RECORDS SUPPLIED:
┏━━

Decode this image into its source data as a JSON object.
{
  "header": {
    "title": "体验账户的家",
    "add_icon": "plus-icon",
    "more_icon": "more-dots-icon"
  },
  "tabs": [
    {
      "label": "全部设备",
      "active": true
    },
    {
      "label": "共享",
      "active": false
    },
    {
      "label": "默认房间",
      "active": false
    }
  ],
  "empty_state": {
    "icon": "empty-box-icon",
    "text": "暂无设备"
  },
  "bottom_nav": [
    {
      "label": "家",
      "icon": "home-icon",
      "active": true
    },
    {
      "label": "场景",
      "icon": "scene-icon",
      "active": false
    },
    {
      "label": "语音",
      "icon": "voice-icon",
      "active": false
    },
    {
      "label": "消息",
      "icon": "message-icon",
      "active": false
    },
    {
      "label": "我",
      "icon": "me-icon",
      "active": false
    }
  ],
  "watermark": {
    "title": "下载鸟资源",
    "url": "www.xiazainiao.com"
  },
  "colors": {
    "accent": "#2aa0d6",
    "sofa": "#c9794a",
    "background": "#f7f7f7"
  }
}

┗━━

WORK INSTRUCTIONS:
Extract all lines of the records above that include "icon".

OUTPUT:
    "add_icon": "plus-icon",
    "more_icon": "more-dots-icon"
    "icon": "empty-box-icon",
      "icon": "home-icon",
      "icon": "scene-icon",
      "icon": "voice-icon",
      "icon": "message-icon",
      "icon": "me-icon",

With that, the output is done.